Determine how many lines include the string "bookmarks". Output that number only.

━━ Provided data ━━

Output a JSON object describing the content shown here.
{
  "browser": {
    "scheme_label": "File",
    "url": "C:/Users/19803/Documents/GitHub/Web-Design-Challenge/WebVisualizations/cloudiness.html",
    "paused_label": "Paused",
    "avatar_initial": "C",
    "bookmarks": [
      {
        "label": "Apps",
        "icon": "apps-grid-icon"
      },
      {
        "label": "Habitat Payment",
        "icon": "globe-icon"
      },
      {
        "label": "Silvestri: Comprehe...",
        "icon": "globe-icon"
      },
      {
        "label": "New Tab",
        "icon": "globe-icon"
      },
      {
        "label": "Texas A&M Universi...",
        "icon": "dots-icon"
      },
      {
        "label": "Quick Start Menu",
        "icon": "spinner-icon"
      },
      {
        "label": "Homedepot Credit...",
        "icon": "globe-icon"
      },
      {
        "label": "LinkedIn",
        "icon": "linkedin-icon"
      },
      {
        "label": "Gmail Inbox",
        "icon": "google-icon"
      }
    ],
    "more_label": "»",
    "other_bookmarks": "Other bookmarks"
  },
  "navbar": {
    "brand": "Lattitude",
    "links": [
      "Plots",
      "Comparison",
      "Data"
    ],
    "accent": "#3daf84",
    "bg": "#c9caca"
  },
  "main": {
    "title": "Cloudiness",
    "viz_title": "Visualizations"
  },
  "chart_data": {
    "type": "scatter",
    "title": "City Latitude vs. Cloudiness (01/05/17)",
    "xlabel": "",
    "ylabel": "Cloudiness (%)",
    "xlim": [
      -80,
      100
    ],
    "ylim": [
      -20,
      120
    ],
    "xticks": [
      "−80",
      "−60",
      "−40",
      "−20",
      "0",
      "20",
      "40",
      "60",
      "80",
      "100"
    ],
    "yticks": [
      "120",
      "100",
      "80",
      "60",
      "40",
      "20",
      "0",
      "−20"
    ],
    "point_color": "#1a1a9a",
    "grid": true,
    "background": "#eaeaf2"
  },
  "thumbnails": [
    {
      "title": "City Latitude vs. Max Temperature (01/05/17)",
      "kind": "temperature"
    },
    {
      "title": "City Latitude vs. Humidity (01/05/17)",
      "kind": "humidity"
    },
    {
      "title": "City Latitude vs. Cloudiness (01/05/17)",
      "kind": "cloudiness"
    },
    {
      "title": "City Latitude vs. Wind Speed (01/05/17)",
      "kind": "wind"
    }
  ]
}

━━━

• _Result of the task_: 2